-- Begin Material supplied --

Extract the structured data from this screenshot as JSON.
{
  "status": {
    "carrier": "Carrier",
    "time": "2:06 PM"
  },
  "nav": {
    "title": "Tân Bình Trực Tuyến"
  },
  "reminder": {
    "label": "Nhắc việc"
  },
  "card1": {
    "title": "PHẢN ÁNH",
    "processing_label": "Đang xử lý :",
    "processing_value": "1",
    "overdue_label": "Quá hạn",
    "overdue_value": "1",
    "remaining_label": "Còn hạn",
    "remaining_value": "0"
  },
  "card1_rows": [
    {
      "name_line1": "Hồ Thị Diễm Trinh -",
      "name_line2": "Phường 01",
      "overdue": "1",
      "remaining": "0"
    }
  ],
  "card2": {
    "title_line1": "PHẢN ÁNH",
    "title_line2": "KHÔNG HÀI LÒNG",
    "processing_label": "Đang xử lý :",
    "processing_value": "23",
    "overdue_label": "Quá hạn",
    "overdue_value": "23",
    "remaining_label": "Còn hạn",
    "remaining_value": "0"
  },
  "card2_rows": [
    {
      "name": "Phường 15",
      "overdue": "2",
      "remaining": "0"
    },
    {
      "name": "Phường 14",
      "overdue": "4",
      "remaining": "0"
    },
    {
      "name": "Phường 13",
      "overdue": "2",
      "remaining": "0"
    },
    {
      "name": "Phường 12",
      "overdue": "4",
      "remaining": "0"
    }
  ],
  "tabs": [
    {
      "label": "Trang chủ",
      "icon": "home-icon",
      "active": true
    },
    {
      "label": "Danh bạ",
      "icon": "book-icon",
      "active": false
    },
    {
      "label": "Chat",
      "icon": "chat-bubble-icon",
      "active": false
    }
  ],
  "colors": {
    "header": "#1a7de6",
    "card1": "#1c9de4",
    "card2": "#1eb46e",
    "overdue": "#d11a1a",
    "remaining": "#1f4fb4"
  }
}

-- End Material supplied --

* [Exercise]
Return every record above exactly as it appears.

* [Full solution]
Extract the structured data from this screenshot as JSON.
{
  "status": {
    "carrier": "Carrier",
    "time": "2:06 PM"
  },
  "nav": {
    "title": "Tân Bình Trực Tuyến"
  },
  "reminder": {
    "label": "Nhắc việc"
  },
  "card1": {
    "title": "PHẢN ÁNH",
    "processing_label": "Đang xử lý :",
    "processing_value": "1",
    "overdue_label": "Quá hạn",
    "overdue_value": "1",
    "remaining_label": "Còn hạn",
    "remaining_value": "0"
  },
  "card1_rows": [
    {
      "name_line1": "Hồ Thị Diễm Trinh -",
      "name_line2": "Phường 01",
      "overdue": "1",
      "remaining": "0"
    }
  ],
  "card2": {
    "title_line1": "PHẢN ÁNH",
    "title_line2": "KHÔNG HÀI LÒNG",
    "processing_label": "Đang xử lý :",
    "processing_value": "23",
    "overdue_label": "Quá hạn",
    "overdue_value": "23",
    "remaining_label": "Còn hạn",
    "remaining_value": "0"
  },
  "card2_rows": [
    {
      "name": "Phường 15",
      "overdue": "2",
      "remaining": "0"
    },
    {
      "name": "Phường 14",
      "overdue": "4",
      "remaining": "0"
    },
    {
      "name": "Phường 13",
      "overdue": "2",
      "remaining": "0"
    },
    {
      "name": "Phường 12",
      "overdue": "4",
      "remaining": "0"
    }
  ],
  "tabs": [
    {
      "label": "Trang chủ",
      "icon": "home-icon",
      "active": true
    },
    {
      "label": "Danh bạ",
      "icon": "book-icon",
      "active": false
    },
    {
      "label": "Chat",
      "icon": "chat-bubble-icon",
      "active": false
    }
  ],
  "colors": {
    "header": "#1a7de6",
    "card1": "#1c9de4",
    "card2": "#1eb46e",
    "overdue": "#d11a1a",
    "remaining": "#1f4fb4"
  }
}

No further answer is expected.